Stored data
<<<<

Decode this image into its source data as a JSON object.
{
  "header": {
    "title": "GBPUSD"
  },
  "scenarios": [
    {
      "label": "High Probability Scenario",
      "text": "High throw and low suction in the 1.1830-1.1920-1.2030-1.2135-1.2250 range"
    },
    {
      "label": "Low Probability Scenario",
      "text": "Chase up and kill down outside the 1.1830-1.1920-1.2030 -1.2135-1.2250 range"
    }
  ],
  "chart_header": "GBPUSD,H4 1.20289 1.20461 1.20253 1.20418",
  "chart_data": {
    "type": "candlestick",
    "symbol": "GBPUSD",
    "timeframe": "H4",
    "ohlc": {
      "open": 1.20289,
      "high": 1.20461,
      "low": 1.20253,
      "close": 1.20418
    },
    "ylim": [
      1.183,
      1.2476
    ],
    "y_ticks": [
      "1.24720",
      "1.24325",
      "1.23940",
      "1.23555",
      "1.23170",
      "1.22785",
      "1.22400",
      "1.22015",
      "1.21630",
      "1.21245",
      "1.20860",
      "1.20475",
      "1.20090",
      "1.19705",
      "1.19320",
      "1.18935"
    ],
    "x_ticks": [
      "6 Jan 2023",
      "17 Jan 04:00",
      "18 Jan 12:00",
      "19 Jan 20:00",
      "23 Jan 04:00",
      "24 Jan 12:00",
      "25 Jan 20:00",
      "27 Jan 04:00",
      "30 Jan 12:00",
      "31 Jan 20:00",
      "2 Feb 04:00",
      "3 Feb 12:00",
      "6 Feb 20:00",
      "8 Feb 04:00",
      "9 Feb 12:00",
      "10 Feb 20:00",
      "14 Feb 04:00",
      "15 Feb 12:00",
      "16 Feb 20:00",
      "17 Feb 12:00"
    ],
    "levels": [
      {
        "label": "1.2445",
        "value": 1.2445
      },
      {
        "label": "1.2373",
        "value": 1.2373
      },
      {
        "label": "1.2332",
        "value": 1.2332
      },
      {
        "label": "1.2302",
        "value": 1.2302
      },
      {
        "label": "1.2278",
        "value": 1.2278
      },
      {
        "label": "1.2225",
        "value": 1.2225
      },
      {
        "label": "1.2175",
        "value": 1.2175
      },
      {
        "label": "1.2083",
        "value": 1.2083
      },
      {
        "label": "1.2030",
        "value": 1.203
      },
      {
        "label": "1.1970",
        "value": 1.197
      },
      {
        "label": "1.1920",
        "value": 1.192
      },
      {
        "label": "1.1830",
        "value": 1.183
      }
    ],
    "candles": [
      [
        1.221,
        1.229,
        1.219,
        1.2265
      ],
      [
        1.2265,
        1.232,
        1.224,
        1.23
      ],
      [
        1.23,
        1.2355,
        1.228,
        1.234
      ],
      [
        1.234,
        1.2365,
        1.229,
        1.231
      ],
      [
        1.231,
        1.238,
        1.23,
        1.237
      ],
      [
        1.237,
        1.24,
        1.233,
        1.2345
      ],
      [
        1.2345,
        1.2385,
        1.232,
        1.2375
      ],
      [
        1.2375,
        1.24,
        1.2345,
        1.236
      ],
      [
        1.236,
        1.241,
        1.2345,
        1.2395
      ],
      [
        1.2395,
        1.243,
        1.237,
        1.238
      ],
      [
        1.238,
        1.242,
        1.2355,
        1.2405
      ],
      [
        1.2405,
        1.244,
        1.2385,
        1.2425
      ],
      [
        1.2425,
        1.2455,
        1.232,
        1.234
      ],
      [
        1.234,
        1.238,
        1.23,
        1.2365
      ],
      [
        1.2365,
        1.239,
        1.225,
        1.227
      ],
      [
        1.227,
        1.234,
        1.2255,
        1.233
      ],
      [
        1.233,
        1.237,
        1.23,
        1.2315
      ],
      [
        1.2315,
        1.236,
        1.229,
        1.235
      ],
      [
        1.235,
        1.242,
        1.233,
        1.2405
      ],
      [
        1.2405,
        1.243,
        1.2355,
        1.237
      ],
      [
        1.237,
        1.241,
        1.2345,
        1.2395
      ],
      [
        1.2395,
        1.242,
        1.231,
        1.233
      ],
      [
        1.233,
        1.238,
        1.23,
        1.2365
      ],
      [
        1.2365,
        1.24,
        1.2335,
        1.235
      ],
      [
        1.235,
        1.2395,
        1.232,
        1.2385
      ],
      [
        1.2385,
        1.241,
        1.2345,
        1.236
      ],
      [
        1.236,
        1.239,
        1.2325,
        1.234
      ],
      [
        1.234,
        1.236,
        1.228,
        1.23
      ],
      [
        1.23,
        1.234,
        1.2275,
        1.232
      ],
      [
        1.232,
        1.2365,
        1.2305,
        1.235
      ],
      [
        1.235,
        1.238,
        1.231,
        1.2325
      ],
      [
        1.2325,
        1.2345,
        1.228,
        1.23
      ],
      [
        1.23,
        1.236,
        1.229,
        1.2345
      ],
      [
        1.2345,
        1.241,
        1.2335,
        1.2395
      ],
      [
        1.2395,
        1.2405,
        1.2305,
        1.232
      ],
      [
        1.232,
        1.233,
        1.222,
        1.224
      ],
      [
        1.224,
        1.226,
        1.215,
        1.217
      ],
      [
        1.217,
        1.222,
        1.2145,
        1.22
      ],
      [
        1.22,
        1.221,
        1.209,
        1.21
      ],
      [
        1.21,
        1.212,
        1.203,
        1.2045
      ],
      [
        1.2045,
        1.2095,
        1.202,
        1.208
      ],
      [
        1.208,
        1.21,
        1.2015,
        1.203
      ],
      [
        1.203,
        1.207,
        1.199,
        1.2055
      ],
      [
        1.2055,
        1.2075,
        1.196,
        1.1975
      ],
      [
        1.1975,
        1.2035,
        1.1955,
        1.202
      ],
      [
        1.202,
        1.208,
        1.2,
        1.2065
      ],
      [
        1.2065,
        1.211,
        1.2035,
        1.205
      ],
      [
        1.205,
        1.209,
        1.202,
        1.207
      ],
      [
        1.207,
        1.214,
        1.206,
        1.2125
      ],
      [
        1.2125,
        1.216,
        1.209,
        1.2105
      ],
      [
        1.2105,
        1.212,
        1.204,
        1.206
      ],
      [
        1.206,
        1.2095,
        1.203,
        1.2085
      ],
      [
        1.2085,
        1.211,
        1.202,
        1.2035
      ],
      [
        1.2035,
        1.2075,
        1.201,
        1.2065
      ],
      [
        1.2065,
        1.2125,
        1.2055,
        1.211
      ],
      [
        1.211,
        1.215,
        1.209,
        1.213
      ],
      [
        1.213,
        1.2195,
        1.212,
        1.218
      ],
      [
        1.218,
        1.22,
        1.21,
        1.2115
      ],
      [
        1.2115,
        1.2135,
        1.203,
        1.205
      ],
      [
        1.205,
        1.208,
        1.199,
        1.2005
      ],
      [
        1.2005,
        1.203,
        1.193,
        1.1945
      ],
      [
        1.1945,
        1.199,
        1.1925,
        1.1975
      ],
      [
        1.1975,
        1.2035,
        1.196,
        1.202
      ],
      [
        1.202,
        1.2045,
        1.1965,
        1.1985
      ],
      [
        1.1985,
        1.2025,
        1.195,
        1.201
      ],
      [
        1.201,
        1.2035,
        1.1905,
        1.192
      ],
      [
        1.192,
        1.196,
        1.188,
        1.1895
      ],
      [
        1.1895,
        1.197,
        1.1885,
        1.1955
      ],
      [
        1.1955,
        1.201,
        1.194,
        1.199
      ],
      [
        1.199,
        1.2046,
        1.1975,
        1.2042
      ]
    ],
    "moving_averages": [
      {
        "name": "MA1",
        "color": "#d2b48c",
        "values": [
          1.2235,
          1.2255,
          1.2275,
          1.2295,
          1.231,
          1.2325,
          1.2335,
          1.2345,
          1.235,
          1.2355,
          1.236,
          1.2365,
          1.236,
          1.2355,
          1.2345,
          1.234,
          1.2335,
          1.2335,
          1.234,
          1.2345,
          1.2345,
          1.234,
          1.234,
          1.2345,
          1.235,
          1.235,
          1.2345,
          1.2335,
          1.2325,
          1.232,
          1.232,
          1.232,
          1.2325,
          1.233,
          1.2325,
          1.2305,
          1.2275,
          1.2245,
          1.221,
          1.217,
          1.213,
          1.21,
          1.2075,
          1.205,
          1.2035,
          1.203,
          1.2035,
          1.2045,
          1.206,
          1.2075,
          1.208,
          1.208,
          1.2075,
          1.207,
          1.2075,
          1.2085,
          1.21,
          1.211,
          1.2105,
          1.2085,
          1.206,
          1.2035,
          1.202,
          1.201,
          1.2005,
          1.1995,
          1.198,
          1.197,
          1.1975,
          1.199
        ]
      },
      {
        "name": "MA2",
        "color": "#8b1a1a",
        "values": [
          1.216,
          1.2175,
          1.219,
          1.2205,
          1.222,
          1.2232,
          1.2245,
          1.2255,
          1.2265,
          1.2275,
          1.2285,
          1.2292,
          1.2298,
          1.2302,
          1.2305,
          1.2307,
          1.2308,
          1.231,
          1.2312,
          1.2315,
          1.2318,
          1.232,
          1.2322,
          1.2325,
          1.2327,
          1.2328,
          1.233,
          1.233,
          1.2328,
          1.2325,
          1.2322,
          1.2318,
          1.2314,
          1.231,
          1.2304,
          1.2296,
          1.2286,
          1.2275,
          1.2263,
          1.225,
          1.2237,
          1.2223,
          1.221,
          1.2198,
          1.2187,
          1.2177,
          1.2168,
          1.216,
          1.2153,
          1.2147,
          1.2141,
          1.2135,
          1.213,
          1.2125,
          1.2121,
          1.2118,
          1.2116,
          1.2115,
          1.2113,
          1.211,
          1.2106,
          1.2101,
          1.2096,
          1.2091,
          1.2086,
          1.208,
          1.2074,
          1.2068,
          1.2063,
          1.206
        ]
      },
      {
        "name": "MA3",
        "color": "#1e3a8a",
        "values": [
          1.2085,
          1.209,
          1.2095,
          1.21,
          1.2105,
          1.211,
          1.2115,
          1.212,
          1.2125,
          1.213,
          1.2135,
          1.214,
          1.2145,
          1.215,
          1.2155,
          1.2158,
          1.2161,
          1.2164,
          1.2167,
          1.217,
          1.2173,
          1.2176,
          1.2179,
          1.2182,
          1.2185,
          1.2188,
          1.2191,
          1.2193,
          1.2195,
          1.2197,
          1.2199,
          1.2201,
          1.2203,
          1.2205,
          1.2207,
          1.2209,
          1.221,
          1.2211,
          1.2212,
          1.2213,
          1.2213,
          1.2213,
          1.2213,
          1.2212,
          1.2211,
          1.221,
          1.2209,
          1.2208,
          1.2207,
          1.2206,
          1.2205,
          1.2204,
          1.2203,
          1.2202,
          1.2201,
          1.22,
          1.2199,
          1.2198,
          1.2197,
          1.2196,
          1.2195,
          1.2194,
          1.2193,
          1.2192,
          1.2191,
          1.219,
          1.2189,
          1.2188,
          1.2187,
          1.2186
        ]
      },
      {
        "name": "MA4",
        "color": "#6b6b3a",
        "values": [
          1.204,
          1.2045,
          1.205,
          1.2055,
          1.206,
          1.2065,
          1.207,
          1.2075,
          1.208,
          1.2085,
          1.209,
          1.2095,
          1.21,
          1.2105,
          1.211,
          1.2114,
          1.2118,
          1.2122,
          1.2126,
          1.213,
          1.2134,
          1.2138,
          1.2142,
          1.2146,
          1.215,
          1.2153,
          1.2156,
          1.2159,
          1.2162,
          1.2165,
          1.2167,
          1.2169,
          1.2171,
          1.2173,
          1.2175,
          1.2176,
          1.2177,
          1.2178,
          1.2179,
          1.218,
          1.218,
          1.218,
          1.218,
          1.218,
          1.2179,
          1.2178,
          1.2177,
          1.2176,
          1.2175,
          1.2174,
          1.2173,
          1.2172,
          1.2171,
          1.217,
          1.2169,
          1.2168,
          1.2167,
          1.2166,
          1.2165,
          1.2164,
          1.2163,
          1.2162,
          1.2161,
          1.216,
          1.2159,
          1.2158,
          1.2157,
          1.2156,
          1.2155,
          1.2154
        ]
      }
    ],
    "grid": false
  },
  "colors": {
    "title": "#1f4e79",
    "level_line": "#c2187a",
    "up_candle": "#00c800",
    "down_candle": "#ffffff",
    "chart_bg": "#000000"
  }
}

>>>>

## What the task requires
Go through the material and copy out every line with "text" in it.

## Reply
      "text": "High throw and low suction in the 1.1830-1.1920-1.2030-1.2135-1.2250 range"
      "text": "Chase up and kill down outside the 1.1830-1.1920-1.2030 -1.2135-1.2250 range"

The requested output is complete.